— START Dataset entries —

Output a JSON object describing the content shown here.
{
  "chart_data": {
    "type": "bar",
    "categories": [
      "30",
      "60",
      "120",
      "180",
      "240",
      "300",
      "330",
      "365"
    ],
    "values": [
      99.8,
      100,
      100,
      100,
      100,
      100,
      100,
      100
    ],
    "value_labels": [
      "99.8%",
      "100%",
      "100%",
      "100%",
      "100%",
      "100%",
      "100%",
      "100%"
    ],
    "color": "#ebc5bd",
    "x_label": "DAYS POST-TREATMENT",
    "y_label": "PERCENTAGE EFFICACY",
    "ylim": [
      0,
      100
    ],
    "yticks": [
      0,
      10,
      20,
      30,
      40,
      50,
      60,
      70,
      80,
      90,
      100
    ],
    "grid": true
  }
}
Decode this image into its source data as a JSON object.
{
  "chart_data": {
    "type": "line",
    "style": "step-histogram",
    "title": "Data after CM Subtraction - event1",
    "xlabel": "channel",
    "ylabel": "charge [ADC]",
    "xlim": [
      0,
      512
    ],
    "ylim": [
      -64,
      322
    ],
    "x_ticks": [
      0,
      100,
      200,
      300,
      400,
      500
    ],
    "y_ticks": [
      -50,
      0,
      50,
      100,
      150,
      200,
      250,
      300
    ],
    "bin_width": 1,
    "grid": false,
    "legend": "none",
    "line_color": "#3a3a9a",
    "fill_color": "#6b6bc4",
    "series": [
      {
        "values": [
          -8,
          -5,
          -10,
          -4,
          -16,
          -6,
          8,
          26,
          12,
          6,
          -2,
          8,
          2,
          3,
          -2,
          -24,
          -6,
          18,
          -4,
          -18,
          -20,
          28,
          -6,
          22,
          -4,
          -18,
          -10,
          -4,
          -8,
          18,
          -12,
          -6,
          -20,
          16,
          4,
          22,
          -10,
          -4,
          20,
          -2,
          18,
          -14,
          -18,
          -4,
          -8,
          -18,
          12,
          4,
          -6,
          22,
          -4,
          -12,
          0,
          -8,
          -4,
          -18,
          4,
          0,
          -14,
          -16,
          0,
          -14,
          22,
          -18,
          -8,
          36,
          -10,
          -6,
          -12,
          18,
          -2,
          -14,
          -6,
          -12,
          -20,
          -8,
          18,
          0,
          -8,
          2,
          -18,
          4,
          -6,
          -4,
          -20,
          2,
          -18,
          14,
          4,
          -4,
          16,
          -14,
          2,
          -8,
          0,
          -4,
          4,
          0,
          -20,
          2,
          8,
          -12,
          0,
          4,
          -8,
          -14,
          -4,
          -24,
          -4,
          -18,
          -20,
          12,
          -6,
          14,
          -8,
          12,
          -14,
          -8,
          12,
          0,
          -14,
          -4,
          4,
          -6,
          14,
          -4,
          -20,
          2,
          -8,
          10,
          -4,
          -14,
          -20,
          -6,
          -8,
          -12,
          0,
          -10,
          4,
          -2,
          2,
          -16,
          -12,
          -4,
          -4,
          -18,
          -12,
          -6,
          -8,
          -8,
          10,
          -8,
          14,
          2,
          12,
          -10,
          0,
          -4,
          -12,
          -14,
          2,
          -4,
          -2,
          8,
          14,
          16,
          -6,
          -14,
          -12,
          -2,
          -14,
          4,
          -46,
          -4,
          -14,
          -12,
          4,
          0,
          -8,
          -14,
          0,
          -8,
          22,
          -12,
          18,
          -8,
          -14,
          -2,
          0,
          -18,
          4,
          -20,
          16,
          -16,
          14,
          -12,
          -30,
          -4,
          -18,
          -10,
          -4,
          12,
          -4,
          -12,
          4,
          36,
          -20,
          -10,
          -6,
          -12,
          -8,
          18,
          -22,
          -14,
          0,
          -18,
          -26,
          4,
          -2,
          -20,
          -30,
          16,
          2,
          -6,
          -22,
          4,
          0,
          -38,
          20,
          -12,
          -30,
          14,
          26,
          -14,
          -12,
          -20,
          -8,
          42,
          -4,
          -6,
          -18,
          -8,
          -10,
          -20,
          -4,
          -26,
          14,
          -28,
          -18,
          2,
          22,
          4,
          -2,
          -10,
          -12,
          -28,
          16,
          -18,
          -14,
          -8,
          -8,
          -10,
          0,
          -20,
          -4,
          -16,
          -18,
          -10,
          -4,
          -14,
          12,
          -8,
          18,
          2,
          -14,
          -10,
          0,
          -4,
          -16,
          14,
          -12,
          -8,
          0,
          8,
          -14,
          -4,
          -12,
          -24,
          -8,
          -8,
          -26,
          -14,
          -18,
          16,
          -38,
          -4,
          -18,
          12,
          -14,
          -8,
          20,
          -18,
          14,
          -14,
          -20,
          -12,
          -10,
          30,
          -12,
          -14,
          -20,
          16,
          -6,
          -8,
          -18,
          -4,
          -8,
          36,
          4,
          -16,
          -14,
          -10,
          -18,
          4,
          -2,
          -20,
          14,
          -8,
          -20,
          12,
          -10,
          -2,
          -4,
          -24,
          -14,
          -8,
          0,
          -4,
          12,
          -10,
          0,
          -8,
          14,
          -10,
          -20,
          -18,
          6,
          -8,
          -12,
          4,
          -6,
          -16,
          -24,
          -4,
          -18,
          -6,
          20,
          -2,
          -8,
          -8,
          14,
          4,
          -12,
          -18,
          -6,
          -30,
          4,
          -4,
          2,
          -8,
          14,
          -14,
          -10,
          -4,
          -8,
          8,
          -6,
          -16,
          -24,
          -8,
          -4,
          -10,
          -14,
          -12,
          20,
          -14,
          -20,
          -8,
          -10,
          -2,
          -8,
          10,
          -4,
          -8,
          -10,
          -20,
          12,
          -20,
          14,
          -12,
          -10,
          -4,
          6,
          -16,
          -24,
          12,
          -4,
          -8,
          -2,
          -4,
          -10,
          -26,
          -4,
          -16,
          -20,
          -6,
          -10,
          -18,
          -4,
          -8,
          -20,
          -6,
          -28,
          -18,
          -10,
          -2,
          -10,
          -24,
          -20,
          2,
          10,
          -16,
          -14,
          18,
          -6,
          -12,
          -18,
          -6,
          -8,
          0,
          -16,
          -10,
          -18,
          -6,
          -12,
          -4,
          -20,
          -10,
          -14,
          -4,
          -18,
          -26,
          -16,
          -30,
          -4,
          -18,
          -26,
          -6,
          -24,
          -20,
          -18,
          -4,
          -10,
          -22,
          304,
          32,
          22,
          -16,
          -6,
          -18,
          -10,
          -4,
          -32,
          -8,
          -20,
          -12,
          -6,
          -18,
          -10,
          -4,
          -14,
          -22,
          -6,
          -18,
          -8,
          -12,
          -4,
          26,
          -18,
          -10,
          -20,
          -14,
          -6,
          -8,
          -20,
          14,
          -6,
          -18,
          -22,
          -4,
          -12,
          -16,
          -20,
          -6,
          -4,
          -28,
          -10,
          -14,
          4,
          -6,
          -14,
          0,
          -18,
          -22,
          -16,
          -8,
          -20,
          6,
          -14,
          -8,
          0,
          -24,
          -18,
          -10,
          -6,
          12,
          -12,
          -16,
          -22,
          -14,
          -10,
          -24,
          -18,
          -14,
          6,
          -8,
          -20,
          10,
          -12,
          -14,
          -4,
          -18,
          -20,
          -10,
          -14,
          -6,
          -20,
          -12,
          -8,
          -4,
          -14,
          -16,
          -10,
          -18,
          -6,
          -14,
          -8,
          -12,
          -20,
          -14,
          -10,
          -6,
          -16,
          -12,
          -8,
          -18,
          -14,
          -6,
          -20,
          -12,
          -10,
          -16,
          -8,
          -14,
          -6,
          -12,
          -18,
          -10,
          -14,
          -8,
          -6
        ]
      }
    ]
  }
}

— END Dataset entries —

### Exercise objective
Extract the data exactly as given.

### Answer to the task
Output a JSON object describing the content shown here.
{
  "chart_data": {
    "type": "bar",
    "categories": [
      "30",
      "60",
      "120",
      "180",
      "240",
      "300",
      "330",
      "365"
    ],
    "values": [
      99.8,
      100,
      100,
      100,
      100,
      100,
      100,
      100
    ],
    "value_labels": [
      "99.8%",
      "100%",
      "100%",
      "100%",
      "100%",
      "100%",
      "100%",
      "100%"
    ],
    "color": "#ebc5bd",
    "x_label": "DAYS POST-TREATMENT",
    "y_label": "PERCENTAGE EFFICACY",
    "ylim": [
      0,
      100
    ],
    "yticks": [
      0,
      10,
      20,
      30,
      40,
      50,
      60,
      70,
      80,
      90,
      100
    ],
    "grid": true
  }
}
Decode this image into its source data as a JSON object.
{
  "chart_data": {
    "type": "line",
    "style": "step-histogram",
    "title": "Data after CM Subtraction - event1",
    "xlabel": "channel",
    "ylabel": "charge [ADC]",
    "xlim": [
      0,
      512
    ],
    "ylim": [
      -64,
      322
    ],
    "x_ticks": [
      0,
      100,
      200,
      300,
      400,
      500
    ],
    "y_ticks": [
      -50,
      0,
      50,
      100,
      150,
      200,
      250,
      300
    ],
    "bin_width": 1,
    "grid": false,
    "legend": "none",
    "line_color": "#3a3a9a",
    "fill_color": "#6b6bc4",
    "series": [
      {
        "values": [
          -8,
          -5,
          -10,
          -4,
          -16,
          -6,
          8,
          26,
          12,
          6,
          -2,
          8,
          2,
          3,
          -2,
          -24,
          -6,
          18,
          -4,
          -18,
          -20,
          28,
          -6,
          22,
          -4,
          -18,
          -10,
          -4,
          -8,
          18,
          -12,
          -6,
          -20,
          16,
          4,
          22,
          -10,
          -4,
          20,
          -2,
          18,
          -14,
          -18,
          -4,
          -8,
          -18,
          12,
          4,
          -6,
          22,
          -4,
          -12,
          0,
          -8,
          -4,
          -18,
          4,
          0,
          -14,
          -16,
          0,
          -14,
          22,
          -18,
          -8,
          36,
          -10,
          -6,
          -12,
          18,
          -2,
          -14,
          -6,
          -12,
          -20,
          -8,
          18,
          0,
          -8,
          2,
          -18,
          4,
          -6,
          -4,
          -20,
          2,
          -18,
          14,
          4,
          -4,
          16,
          -14,
          2,
          -8,
          0,
          -4,
          4,
          0,
          -20,
          2,
          8,
          -12,
          0,
          4,
          -8,
          -14,
          -4,
          -24,
          -4,
          -18,
          -20,
          12,
          -6,
          14,
          -8,
          12,
          -14,
          -8,
          12,
          0,
          -14,
          -4,
          4,
          -6,
          14,
          -4,
          -20,
          2,
          -8,
          10,
          -4,
          -14,
          -20,
          -6,
          -8,
          -12,
          0,
          -10,
          4,
          -2,
          2,
          -16,
          -12,
          -4,
          -4,
          -18,
          -12,
          -6,
          -8,
          -8,
          10,
          -8,
          14,
          2,
          12,
          -10,
          0,
          -4,
          -12,
          -14,
          2,
          -4,
          -2,
          8,
          14,
          16,
          -6,
          -14,
          -12,
          -2,
          -14,
          4,
          -46,
          -4,
          -14,
          -12,
          4,
          0,
          -8,
          -14,
          0,
          -8,
          22,
          -12,
          18,
          -8,
          -14,
          -2,
          0,
          -18,
          4,
          -20,
          16,
          -16,
          14,
          -12,
          -30,
          -4,
          -18,
          -10,
          -4,
          12,
          -4,
          -12,
          4,
          36,
          -20,
          -10,
          -6,
          -12,
          -8,
          18,
          -22,
          -14,
          0,
          -18,
          -26,
          4,
          -2,
          -20,
          -30,
          16,
          2,
          -6,
          -22,
          4,
          0,
          -38,
          20,
          -12,
          -30,
          14,
          26,
          -14,
          -12,
          -20,
          -8,
          42,
          -4,
          -6,
          -18,
          -8,
          -10,
          -20,
          -4,
          -26,
          14,
          -28,
          -18,
          2,
          22,
          4,
          -2,
          -10,
          -12,
          -28,
          16,
          -18,
          -14,
          -8,
          -8,
          -10,
          0,
          -20,
          -4,
          -16,
          -18,
          -10,
          -4,
          -14,
          12,
          -8,
          18,
          2,
          -14,
          -10,
          0,
          -4,
          -16,
          14,
          -12,
          -8,
          0,
          8,
          -14,
          -4,
          -12,
          -24,
          -8,
          -8,
          -26,
          -14,
          -18,
          16,
          -38,
          -4,
          -18,
          12,
          -14,
          -8,
          20,
          -18,
          14,
          -14,
          -20,
          -12,
          -10,
          30,
          -12,
          -14,
          -20,
          16,
          -6,
          -8,
          -18,
          -4,
          -8,
          36,
          4,
          -16,
          -14,
          -10,
          -18,
          4,
          -2,
          -20,
          14,
          -8,
          -20,
          12,
          -10,
          -2,
          -4,
          -24,
          -14,
          -8,
          0,
          -4,
          12,
          -10,
          0,
          -8,
          14,
          -10,
          -20,
          -18,
          6,
          -8,
          -12,
          4,
          -6,
          -16,
          -24,
          -4,
          -18,
          -6,
          20,
          -2,
          -8,
          -8,
          14,
          4,
          -12,
          -18,
          -6,
          -30,
          4,
          -4,
          2,
          -8,
          14,
          -14,
          -10,
          -4,
          -8,
          8,
          -6,
          -16,
          -24,
          -8,
          -4,
          -10,
          -14,
          -12,
          20,
          -14,
          -20,
          -8,
          -10,
          -2,
          -8,
          10,
          -4,
          -8,
          -10,
          -20,
          12,
          -20,
          14,
          -12,
          -10,
          -4,
          6,
          -16,
          -24,
          12,
          -4,
          -8,
          -2,
          -4,
          -10,
          -26,
          -4,
          -16,
          -20,
          -6,
          -10,
          -18,
          -4,
          -8,
          -20,
          -6,
          -28,
          -18,
          -10,
          -2,
          -10,
          -24,
          -20,
          2,
          10,
          -16,
          -14,
          18,
          -6,
          -12,
          -18,
          -6,
          -8,
          0,
          -16,
          -10,
          -18,
          -6,
          -12,
          -4,
          -20,
          -10,
          -14,
          -4,
          -18,
          -26,
          -16,
          -30,
          -4,
          -18,
          -26,
          -6,
          -24,
          -20,
          -18,
          -4,
          -10,
          -22,
          304,
          32,
          22,
          -16,
          -6,
          -18,
          -10,
          -4,
          -32,
          -8,
          -20,
          -12,
          -6,
          -18,
          -10,
          -4,
          -14,
          -22,
          -6,
          -18,
          -8,
          -12,
          -4,
          26,
          -18,
          -10,
          -20,
          -14,
          -6,
          -8,
          -20,
          14,
          -6,
          -18,
          -22,
          -4,
          -12,
          -16,
          -20,
          -6,
          -4,
          -28,
          -10,
          -14,
          4,
          -6,
          -14,
          0,
          -18,
          -22,
          -16,
          -8,
          -20,
          6,
          -14,
          -8,
          0,
          -24,
          -18,
          -10,
          -6,
          12,
          -12,
          -16,
          -22,
          -14,
          -10,
          -24,
          -18,
          -14,
          6,
          -8,
          -20,
          10,
          -12,
          -14,
          -4,
          -18,
          -20,
          -10,
          -14,
          -6,
          -20,
          -12,
          -8,
          -4,
          -14,
          -16,
          -10,
          -18,
          -6,
          -14,
          -8,
          -12,
          -20,
          -14,
          -10,
          -6,
          -16,
          -12,
          -8,
          -18,
          -14,
          -6,
          -20,
          -12,
          -10,
          -16,
          -8,
          -14,
          -6,
          -12,
          -18,
          -10,
          -14,
          -8,
          -6
        ]
      }
    ]
  }
}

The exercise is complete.